• [To do]: Make an exact copy of each entry, leaving out every picture.

• [Material]:
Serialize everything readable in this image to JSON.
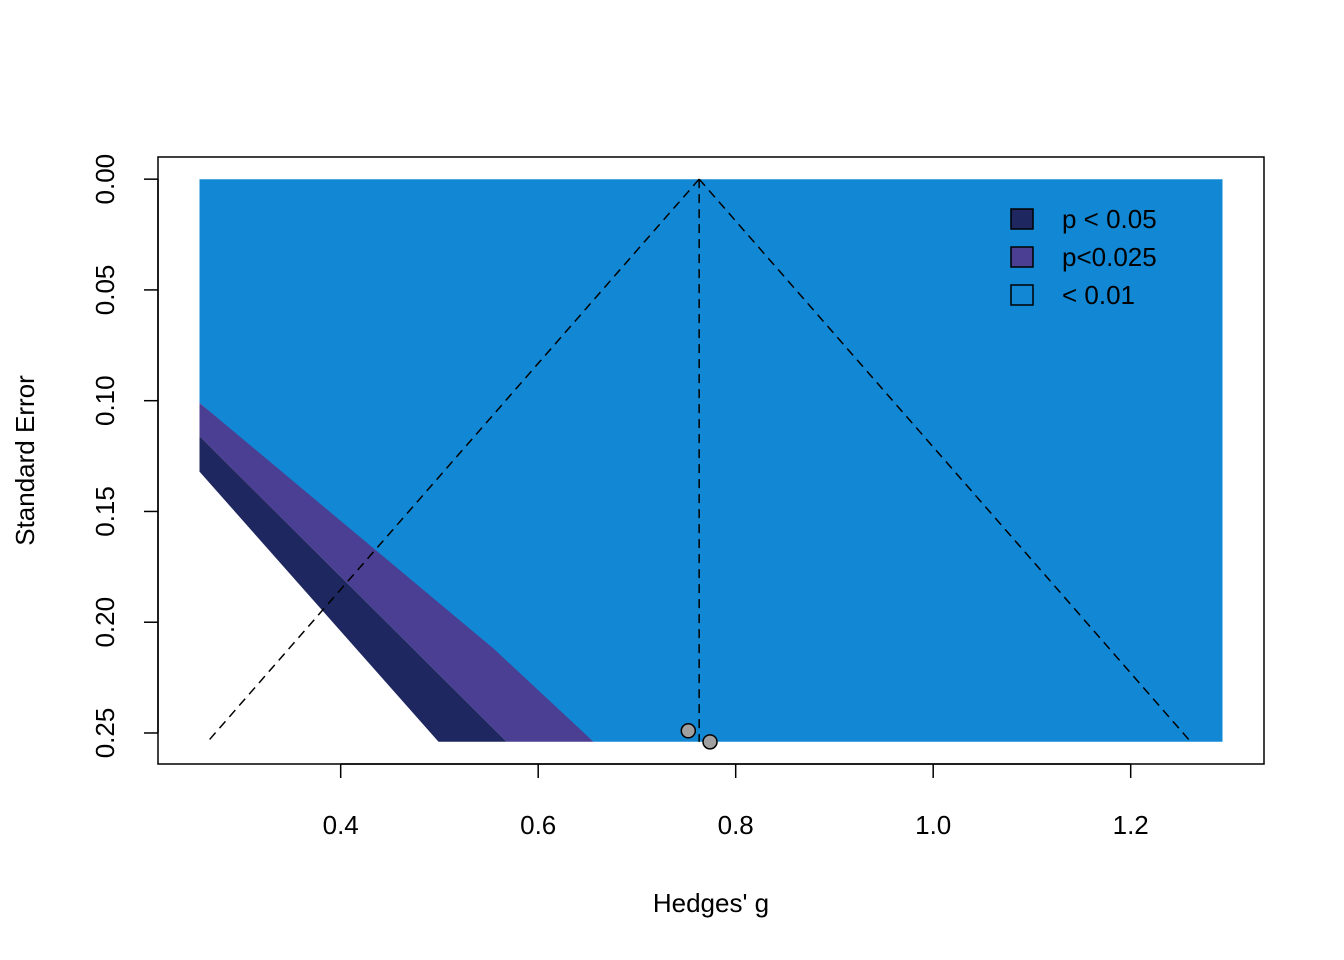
{
  "chart_data": {
    "type": "scatter",
    "subtype": "contour-enhanced funnel plot",
    "title": "",
    "xlabel": "Hedges' g",
    "ylabel": "Standard Error",
    "xlim": [
      0.215,
      1.335
    ],
    "ylim": [
      0.264,
      -0.01
    ],
    "y_axis_reversed": true,
    "xticks": [
      0.4,
      0.6,
      0.8,
      1.0,
      1.2
    ],
    "xtick_labels": [
      "0.4",
      "0.6",
      "0.8",
      "1.0",
      "1.2"
    ],
    "yticks": [
      0.0,
      0.05,
      0.1,
      0.15,
      0.2,
      0.25
    ],
    "ytick_labels": [
      "0.00",
      "0.05",
      "0.10",
      "0.15",
      "0.20",
      "0.25"
    ],
    "grid": false,
    "legend_position": "top-right",
    "legend": [
      {
        "label": "p < 0.05",
        "color": "#1f2761"
      },
      {
        "label": "p<0.025",
        "color": "#4a3f92"
      },
      {
        "label": "< 0.01",
        "color": "#1288d4"
      }
    ],
    "contour_region": {
      "x_min": 0.257,
      "x_max": 1.293,
      "se_max": 0.254
    },
    "contour_boundaries": {
      "p05": {
        "x_at_se_0": 0.257,
        "slope": 1.645
      },
      "p025": {
        "x_at_se_0": 0.257,
        "slope": 1.96
      },
      "p01": {
        "x_at_se_0": 0.257,
        "slope": 2.576
      }
    },
    "pooled_estimate": 0.763,
    "funnel_se_max": 0.254,
    "points": [
      {
        "x": 0.752,
        "se": 0.249
      },
      {
        "x": 0.774,
        "se": 0.254
      }
    ],
    "colors": {
      "p05": "#1f2761",
      "p025": "#4a3f92",
      "p01": "#1288d4",
      "point_fill": "#a0a0a0",
      "point_stroke": "#000000"
    }
  }
}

• [Final result]:
Serialize everything readable in this image to JSON.
{
  "chart_data": {
    "type": "scatter",
    "subtype": "contour-enhanced funnel plot",
    "title": "",
    "xlabel": "Hedges' g",
    "ylabel": "Standard Error",
    "xlim": [
      0.215,
      1.335
    ],
    "ylim": [
      0.264,
      -0.01
    ],
    "y_axis_reversed": true,
    "xticks": [
      0.4,
      0.6,
      0.8,
      1.0,
      1.2
    ],
    "xtick_labels": [
      "0.4",
      "0.6",
      "0.8",
      "1.0",
      "1.2"
    ],
    "yticks": [
      0.0,
      0.05,
      0.1,
      0.15,
      0.2,
      0.25
    ],
    "ytick_labels": [
      "0.00",
      "0.05",
      "0.10",
      "0.15",
      "0.20",
      "0.25"
    ],
    "grid": false,
    "legend_position": "top-right",
    "legend": [
      {
        "label": "p < 0.05",
        "color": "#1f2761"
      },
      {
        "label": "p<0.025",
        "color": "#4a3f92"
      },
      {
        "label": "< 0.01",
        "color": "#1288d4"
      }
    ],
    "contour_region": {
      "x_min": 0.257,
      "x_max": 1.293,
      "se_max": 0.254
    },
    "contour_boundaries": {
      "p05": {
        "x_at_se_0": 0.257,
        "slope": 1.645
      },
      "p025": {
        "x_at_se_0": 0.257,
        "slope": 1.96
      },
      "p01": {
        "x_at_se_0": 0.257,
        "slope": 2.576
      }
    },
    "pooled_estimate": 0.763,
    "funnel_se_max": 0.254,
    "points": [
      {
        "x": 0.752,
        "se": 0.249
      },
      {
        "x": 0.774,
        "se": 0.254
      }
    ],
    "colors": {
      "p05": "#1f2761",
      "p025": "#4a3f92",
      "p01": "#1288d4",
      "point_fill": "#a0a0a0",
      "point_stroke": "#000000"
    }
  }
}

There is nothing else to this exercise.